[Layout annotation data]
****************

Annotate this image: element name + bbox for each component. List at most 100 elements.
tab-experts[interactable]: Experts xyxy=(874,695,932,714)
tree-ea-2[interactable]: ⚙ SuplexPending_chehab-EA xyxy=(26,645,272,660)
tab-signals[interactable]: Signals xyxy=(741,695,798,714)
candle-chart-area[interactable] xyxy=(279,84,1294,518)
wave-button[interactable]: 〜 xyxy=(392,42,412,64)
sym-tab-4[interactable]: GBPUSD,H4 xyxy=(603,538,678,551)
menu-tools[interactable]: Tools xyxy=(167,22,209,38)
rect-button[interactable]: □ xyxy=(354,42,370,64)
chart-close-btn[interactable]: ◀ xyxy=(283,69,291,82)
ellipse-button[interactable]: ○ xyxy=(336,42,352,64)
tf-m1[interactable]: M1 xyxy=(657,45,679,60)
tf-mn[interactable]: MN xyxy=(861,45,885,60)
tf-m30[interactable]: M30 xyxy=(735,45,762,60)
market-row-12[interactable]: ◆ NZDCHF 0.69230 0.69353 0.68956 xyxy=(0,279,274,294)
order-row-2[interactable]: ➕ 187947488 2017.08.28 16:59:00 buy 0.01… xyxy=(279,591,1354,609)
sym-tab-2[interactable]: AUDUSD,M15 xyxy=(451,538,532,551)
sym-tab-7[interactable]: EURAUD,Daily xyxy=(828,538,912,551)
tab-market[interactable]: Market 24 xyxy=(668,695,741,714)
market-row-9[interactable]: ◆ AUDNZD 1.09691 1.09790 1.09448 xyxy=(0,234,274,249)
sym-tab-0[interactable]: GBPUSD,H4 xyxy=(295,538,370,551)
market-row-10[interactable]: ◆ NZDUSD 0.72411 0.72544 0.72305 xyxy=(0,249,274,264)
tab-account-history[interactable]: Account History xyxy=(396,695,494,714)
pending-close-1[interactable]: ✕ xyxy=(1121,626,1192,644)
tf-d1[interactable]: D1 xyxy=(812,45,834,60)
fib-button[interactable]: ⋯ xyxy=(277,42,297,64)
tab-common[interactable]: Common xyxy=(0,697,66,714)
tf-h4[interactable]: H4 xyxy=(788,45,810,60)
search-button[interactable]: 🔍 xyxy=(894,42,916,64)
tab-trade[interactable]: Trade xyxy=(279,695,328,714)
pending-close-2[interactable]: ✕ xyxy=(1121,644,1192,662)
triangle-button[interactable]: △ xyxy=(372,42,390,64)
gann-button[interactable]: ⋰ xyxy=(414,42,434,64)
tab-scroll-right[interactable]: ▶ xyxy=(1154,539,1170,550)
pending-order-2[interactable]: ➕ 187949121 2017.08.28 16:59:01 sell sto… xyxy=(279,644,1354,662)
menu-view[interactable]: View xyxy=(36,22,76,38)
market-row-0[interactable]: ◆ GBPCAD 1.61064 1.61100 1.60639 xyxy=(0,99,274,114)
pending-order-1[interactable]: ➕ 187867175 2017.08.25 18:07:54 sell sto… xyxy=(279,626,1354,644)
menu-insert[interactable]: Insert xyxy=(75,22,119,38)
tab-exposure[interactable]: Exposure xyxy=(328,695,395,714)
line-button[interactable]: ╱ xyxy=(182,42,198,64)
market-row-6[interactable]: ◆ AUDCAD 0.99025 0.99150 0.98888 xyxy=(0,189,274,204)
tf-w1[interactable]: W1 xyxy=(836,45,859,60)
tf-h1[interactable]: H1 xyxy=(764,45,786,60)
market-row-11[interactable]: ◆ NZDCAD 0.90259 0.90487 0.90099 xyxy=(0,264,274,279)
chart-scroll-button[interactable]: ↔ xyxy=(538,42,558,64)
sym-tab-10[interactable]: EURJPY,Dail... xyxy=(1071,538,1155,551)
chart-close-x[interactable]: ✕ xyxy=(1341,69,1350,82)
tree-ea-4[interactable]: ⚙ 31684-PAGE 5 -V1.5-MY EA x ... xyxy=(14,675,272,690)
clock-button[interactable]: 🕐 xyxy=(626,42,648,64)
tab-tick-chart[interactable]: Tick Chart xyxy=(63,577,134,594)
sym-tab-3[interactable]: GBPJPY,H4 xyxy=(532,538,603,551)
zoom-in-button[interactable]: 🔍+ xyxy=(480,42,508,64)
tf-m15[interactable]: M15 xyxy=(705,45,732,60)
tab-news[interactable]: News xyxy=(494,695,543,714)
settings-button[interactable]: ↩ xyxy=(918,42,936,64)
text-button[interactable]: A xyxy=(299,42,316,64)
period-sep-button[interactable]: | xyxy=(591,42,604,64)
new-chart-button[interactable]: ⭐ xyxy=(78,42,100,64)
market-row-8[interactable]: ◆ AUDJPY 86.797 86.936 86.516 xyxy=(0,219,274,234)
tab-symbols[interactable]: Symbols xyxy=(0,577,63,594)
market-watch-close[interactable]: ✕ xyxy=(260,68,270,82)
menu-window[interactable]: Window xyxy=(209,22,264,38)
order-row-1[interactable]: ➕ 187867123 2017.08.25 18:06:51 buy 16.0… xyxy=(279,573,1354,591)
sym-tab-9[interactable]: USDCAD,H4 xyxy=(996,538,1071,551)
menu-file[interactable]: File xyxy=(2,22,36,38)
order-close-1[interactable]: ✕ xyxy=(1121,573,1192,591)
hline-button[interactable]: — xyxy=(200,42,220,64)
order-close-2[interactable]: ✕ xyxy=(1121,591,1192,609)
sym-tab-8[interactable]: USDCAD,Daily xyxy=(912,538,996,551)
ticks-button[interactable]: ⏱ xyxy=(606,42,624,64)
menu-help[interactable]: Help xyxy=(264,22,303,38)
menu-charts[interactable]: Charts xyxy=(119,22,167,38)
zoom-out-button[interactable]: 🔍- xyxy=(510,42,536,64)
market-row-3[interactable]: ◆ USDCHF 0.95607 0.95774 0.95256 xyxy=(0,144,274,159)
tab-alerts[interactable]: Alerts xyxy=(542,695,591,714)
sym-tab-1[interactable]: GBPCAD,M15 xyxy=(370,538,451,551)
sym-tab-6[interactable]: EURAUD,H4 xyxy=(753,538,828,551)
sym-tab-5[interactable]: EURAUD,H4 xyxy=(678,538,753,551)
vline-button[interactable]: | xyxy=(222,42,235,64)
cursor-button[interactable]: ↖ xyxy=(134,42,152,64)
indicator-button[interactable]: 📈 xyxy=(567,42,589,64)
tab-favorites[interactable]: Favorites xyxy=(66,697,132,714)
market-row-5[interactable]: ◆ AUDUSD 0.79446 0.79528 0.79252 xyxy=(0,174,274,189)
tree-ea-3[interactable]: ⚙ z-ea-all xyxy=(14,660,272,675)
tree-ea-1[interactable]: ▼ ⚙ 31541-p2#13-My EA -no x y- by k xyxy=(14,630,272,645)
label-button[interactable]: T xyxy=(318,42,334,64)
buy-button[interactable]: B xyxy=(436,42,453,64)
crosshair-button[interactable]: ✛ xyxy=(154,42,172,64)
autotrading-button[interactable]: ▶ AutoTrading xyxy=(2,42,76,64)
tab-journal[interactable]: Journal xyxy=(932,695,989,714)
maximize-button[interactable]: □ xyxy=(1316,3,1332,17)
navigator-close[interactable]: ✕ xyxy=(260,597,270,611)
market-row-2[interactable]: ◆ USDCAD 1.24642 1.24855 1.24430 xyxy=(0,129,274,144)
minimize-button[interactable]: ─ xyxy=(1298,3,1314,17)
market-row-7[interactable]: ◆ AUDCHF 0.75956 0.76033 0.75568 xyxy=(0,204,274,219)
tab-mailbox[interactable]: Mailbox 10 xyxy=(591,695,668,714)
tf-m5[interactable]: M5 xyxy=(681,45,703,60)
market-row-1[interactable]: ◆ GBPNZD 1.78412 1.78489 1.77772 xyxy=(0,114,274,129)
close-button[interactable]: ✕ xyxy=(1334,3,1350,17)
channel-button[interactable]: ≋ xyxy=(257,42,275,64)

****************

_Written problem:_ Could you copy the listing word for word, beginning with its first line and continuing through the line containing "tab-market[interactable]: Market 24", with both of those lines included?

_Written response:_
Annotate this image: element name + bbox for each component. List at most 100 elements.
tab-experts[interactable]: Experts xyxy=(874,695,932,714)
tree-ea-2[interactable]: ⚙ SuplexPending_chehab-EA xyxy=(26,645,272,660)
tab-signals[interactable]: Signals xyxy=(741,695,798,714)
candle-chart-area[interactable] xyxy=(279,84,1294,518)
wave-button[interactable]: 〜 xyxy=(392,42,412,64)
sym-tab-4[interactable]: GBPUSD,H4 xyxy=(603,538,678,551)
menu-tools[interactable]: Tools xyxy=(167,22,209,38)
rect-button[interactable]: □ xyxy=(354,42,370,64)
chart-close-btn[interactable]: ◀ xyxy=(283,69,291,82)
ellipse-button[interactable]: ○ xyxy=(336,42,352,64)
tf-m1[interactable]: M1 xyxy=(657,45,679,60)
tf-mn[interactable]: MN xyxy=(861,45,885,60)
tf-m30[interactable]: M30 xyxy=(735,45,762,60)
market-row-12[interactable]: ◆ NZDCHF 0.69230 0.69353 0.68956 xyxy=(0,279,274,294)
order-row-2[interactable]: ➕ 187947488 2017.08.28 16:59:00 buy 0.01… xyxy=(279,591,1354,609)
sym-tab-2[interactable]: AUDUSD,M15 xyxy=(451,538,532,551)
sym-tab-7[interactable]: EURAUD,Daily xyxy=(828,538,912,551)
tab-market[interactable]: Market 24 xyxy=(668,695,741,714)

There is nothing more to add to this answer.